Records for the task -
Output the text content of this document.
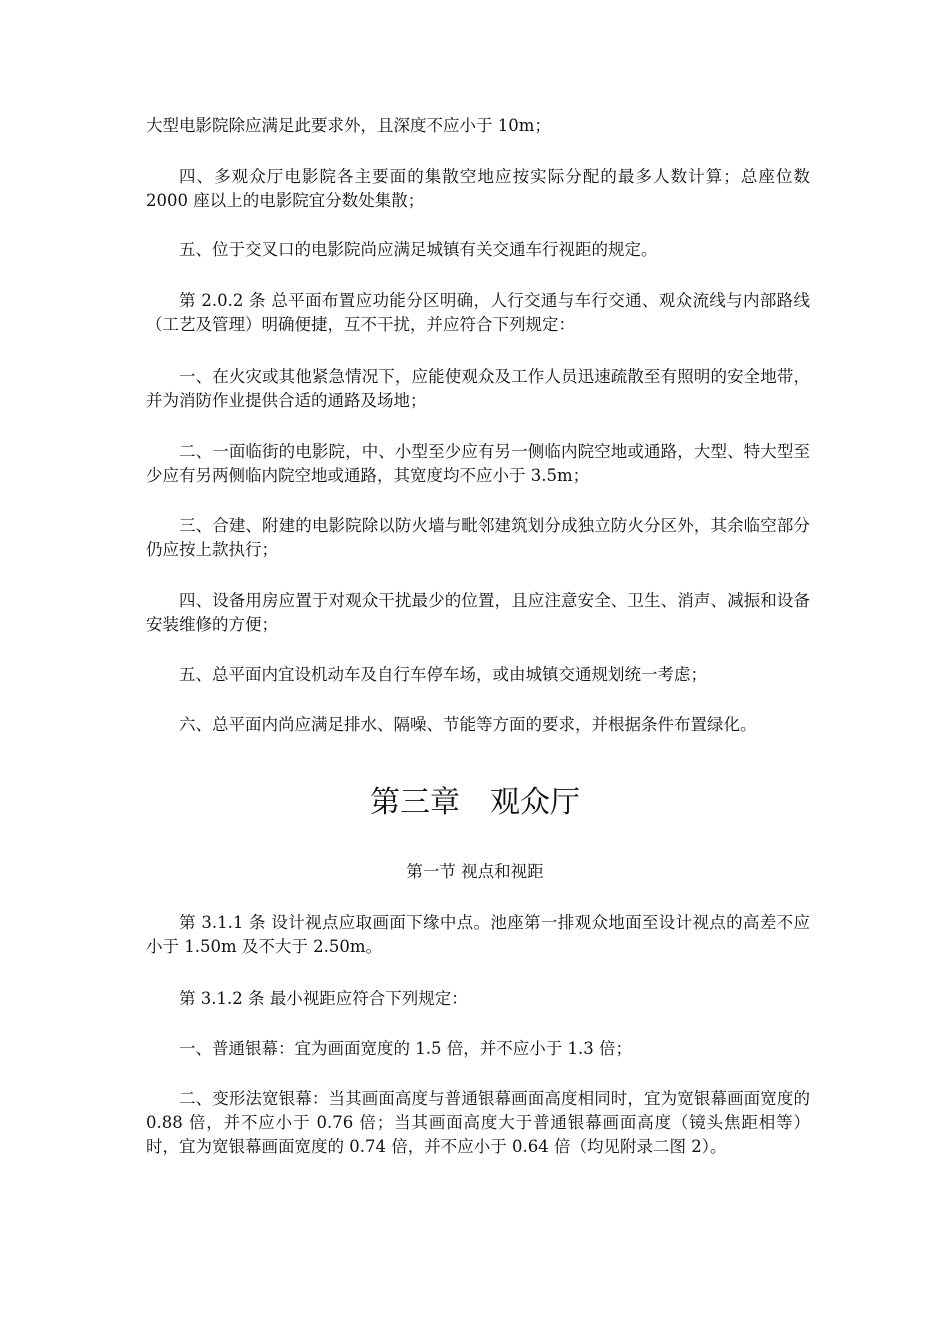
大型电影院除应满足此要求外，且深度不应小于 10m；

四、多观众厅电影院各主要面的集散空地应按实际分配的最多人数计算；总座位数 2000 座以上的电影院宜分数处集散；

五、位于交叉口的电影院尚应满足城镇有关交通车行视距的规定。

第 2.0.2 条 总平面布置应功能分区明确，人行交通与车行交通、观众流线与内部路线（工艺及管理）明确便捷，互不干扰，并应符合下列规定：

一、在火灾或其他紧急情况下，应能使观众及工作人员迅速疏散至有照明的安全地带，并为消防作业提供合适的通路及场地；

二、一面临街的电影院，中、小型至少应有另一侧临内院空地或通路，大型、特大型至少应有另两侧临内院空地或通路，其宽度均不应小于 3.5m；

三、合建、附建的电影院除以防火墙与毗邻建筑划分成独立防火分区外，其余临空部分仍应按上款执行；

四、设备用房应置于对观众干扰最少的位置，且应注意安全、卫生、消声、减振和设备安装维修的方便；

五、总平面内宜设机动车及自行车停车场，或由城镇交通规划统一考虑；

六、总平面内尚应满足排水、隔噪、节能等方面的要求，并根据条件布置绿化。

第三章　观众厅
第一节 视点和视距

第 3.1.1 条 设计视点应取画面下缘中点。池座第一排观众地面至设计视点的高差不应小于 1.50m 及不大于 2.50m。

第 3.1.2 条 最小视距应符合下列规定：

一、普通银幕：宜为画面宽度的 1.5 倍，并不应小于 1.3 倍；

二、变形法宽银幕：当其画面高度与普通银幕画面高度相同时，宜为宽银幕画面宽度的 0.88 倍，并不应小于 0.76 倍；当其画面高度大于普通银幕画面高度（镜头焦距相等）时，宜为宽银幕画面宽度的 0.74 倍，并不应小于 0.64 倍（均见附录二图 2）。
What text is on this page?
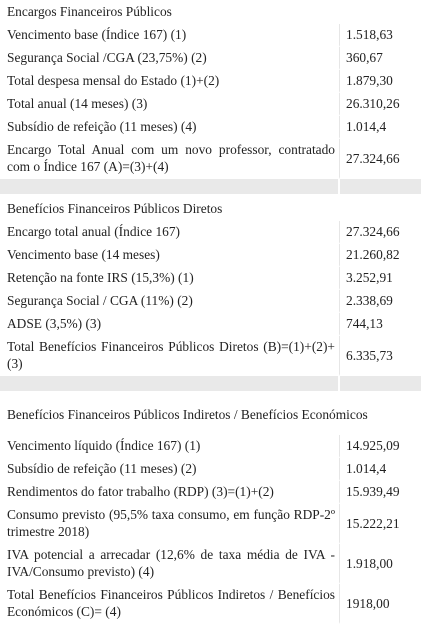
Encargos Financeiros Públicos	
Vencimento base (Índice 167) (1)	1.518,63
Segurança Social /CGA (23,75%) (2)	360,67
Total despesa mensal do Estado (1)+(2)	1.879,30
Total anual (14 meses) (3)	26.310,26
Subsídio de refeição (11 meses) (4)	1.014,4
Encargo Total Anual com um novo professor, contratado com o Índice 167 (A)=(3)+(4)	27.324,66

Benefícios Financeiros Públicos Diretos	
Encargo total anual (Índice 167)	27.324,66
Vencimento base (14 meses)	21.260,82
Retenção na fonte IRS (15,3%) (1)	3.252,91
Segurança Social / CGA (11%) (2)	2.338,69
ADSE (3,5%) (3)	744,13
Total Benefícios Financeiros Públicos Diretos (B)=(1)+(2)+(3)	6.335,73

Benefícios Financeiros Públicos Indiretos / Benefícios Económicos	
Vencimento líquido (Índice 167) (1)	14.925,09
Subsídio de refeição (11 meses) (2)	1.014,4
Rendimentos do fator trabalho (RDP) (3)=(1)+(2)	15.939,49
Consumo previsto (95,5% taxa consumo, em função RDP-2º trimestre 2018)	15.222,21
IVA potencial a arrecadar (12,6% de taxa média de IVA - IVA/Consumo previsto) (4)	1.918,00
Total Benefícios Financeiros Públicos Indiretos / Benefícios Económicos (C)= (4)	1918,00
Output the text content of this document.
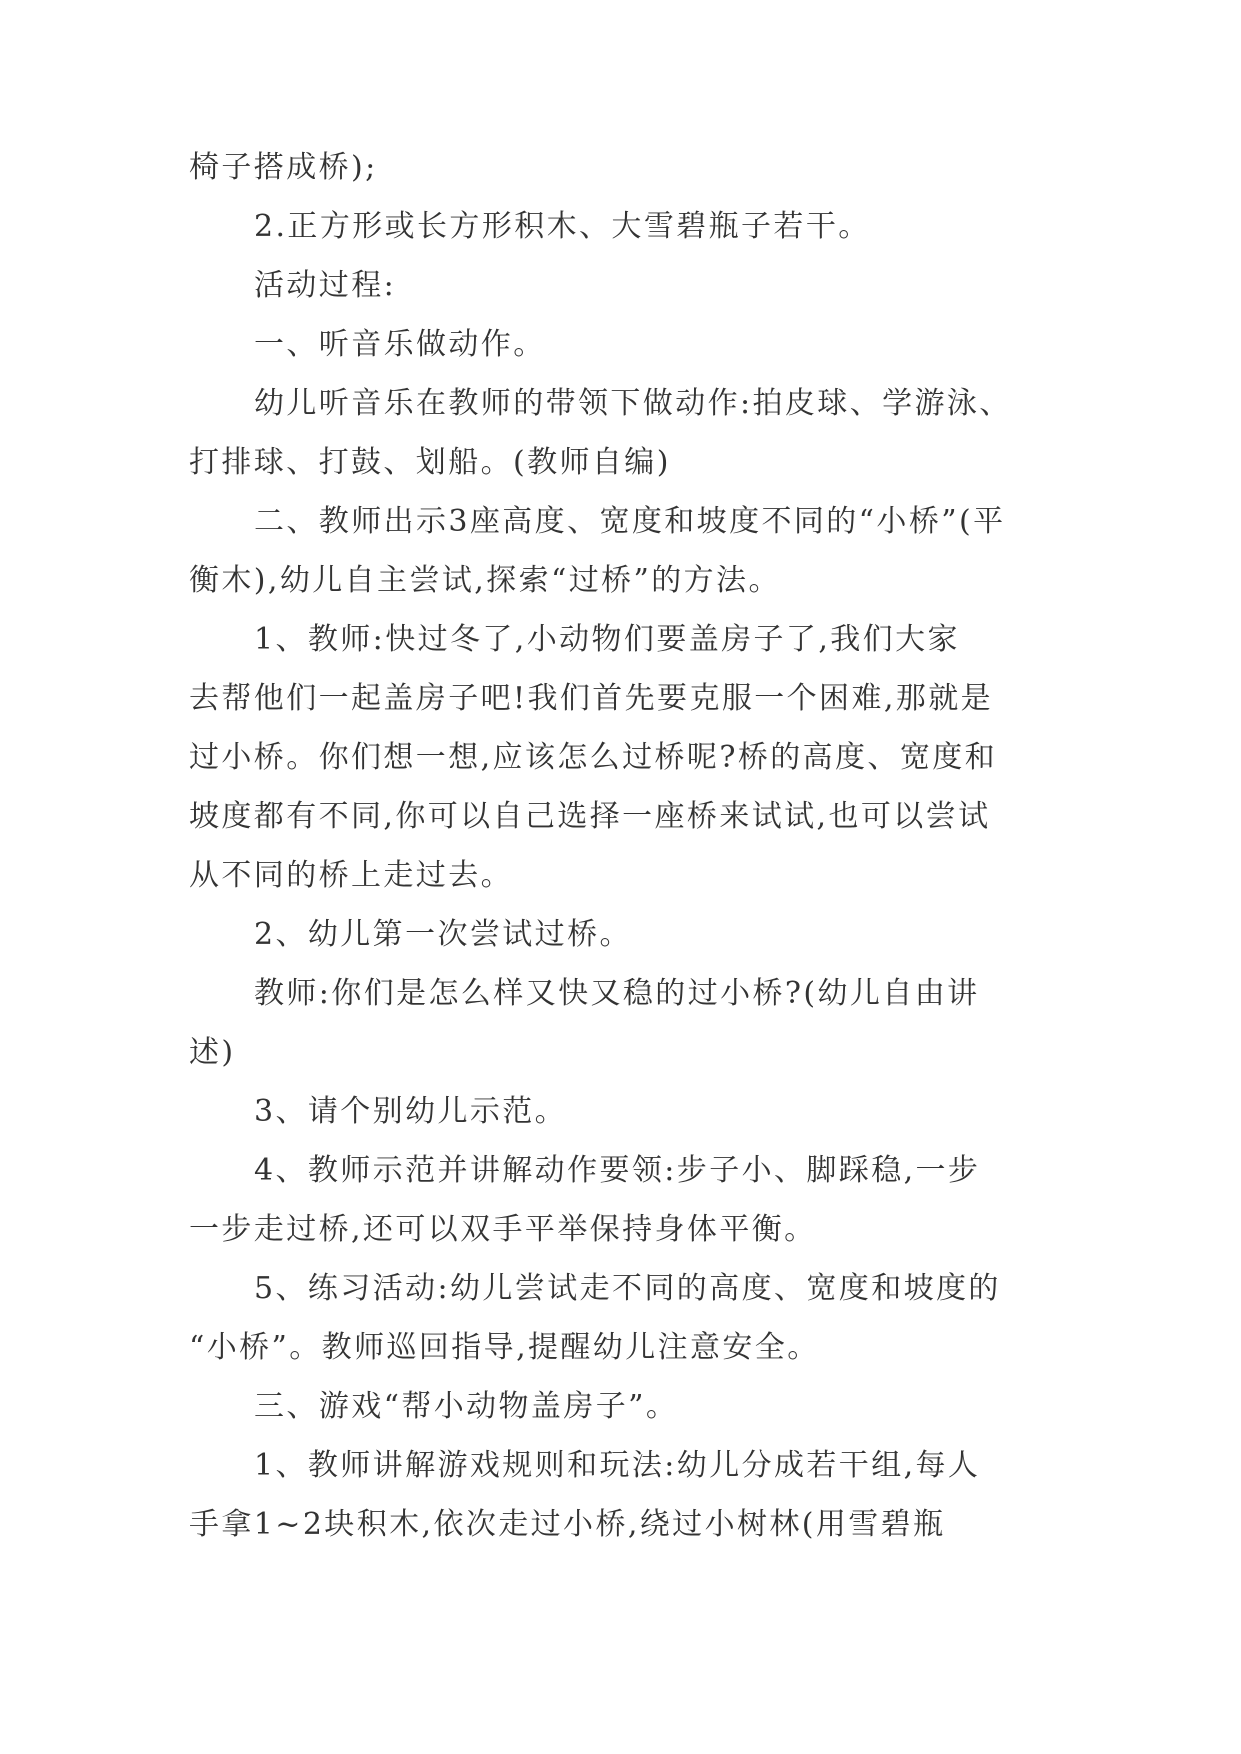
椅子搭成桥);
2.正方形或长方形积木、大雪碧瓶子若干。
活动过程:
一、听音乐做动作。
幼儿听音乐在教师的带领下做动作:拍皮球、学游泳、
打排球、打鼓、划船。(教师自编)
二、教师出示3座高度、宽度和坡度不同的“小桥”(平
衡木),幼儿自主尝试,探索“过桥”的方法。
1、教师:快过冬了,小动物们要盖房子了,我们大家
去帮他们一起盖房子吧!我们首先要克服一个困难,那就是
过小桥。你们想一想,应该怎么过桥呢?桥的高度、宽度和
坡度都有不同,你可以自己选择一座桥来试试,也可以尝试
从不同的桥上走过去。
2、幼儿第一次尝试过桥。
教师:你们是怎么样又快又稳的过小桥?(幼儿自由讲
述)
3、请个别幼儿示范。
4、教师示范并讲解动作要领:步子小、脚踩稳,一步
一步走过桥,还可以双手平举保持身体平衡。
5、练习活动:幼儿尝试走不同的高度、宽度和坡度的
“小桥”。教师巡回指导,提醒幼儿注意安全。
三、游戏“帮小动物盖房子”。
1、教师讲解游戏规则和玩法:幼儿分成若干组,每人
手拿1~2块积木,依次走过小桥,绕过小树林(用雪碧瓶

The request - From the listing above, pick out every line containing "Consumo".

Exercise solution -
Consumo previsto (95,5% taxa consumo, em função RDP-2º trimestre 2018)	15.222,21
IVA potencial a arrecadar (12,6% de taxa média de IVA - IVA/Consumo previsto) (4)	1.918,00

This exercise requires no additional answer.